== Provided material ==

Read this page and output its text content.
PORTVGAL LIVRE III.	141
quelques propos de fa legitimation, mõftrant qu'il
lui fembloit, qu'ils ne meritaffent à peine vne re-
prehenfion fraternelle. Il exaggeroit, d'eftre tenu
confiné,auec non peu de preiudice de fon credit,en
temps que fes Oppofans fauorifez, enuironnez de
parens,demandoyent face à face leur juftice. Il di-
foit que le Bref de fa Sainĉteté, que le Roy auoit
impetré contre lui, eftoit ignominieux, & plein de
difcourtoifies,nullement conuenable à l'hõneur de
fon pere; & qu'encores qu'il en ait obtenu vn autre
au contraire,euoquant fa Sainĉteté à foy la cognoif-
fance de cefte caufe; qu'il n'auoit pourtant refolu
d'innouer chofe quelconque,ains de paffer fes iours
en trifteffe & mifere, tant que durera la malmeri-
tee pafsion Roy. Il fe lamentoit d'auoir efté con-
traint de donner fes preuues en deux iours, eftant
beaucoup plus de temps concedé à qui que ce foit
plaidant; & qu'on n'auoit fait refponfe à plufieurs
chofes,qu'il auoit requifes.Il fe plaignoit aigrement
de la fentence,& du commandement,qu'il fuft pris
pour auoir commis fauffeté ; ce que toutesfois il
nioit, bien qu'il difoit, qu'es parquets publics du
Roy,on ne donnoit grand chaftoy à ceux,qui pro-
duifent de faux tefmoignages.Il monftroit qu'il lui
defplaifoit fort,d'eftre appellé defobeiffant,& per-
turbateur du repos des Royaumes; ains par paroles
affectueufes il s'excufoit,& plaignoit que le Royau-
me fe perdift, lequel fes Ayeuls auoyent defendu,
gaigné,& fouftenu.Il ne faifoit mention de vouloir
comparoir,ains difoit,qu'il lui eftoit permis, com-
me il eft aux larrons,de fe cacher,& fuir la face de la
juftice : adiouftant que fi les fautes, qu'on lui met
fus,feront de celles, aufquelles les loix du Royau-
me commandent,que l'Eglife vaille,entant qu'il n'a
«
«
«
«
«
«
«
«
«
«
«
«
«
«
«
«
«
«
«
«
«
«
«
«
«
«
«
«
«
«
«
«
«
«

...

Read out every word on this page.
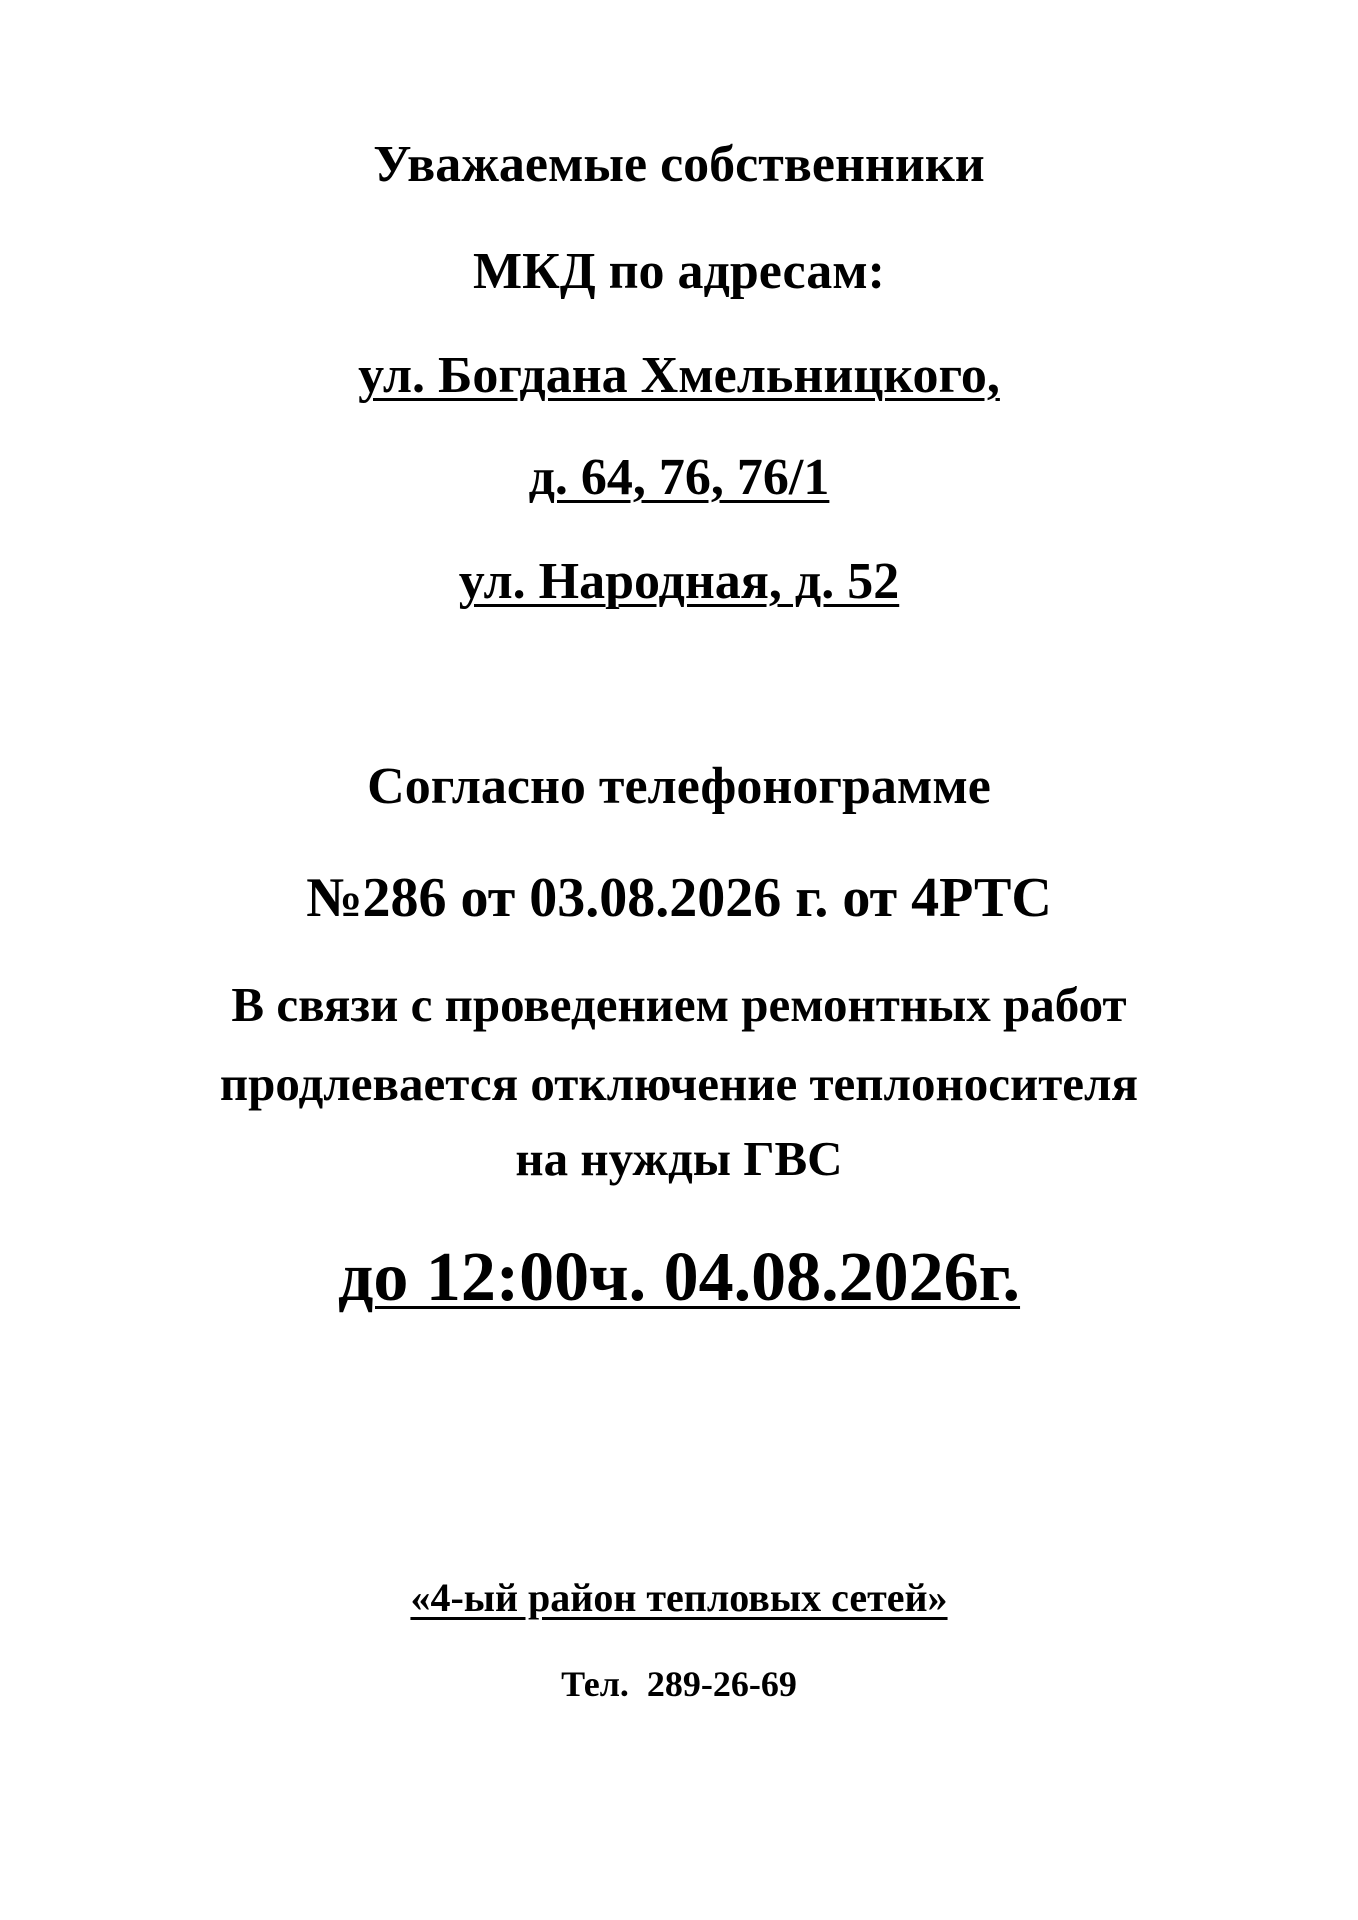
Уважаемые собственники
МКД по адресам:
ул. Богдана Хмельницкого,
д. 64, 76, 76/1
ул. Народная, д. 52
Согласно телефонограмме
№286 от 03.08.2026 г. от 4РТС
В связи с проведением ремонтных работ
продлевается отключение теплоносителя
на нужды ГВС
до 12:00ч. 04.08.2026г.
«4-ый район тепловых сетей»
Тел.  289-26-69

== Work instructions ==
Your task is to report how many lines of the material include the string "this". Give the number and no other words.

== The result ==
2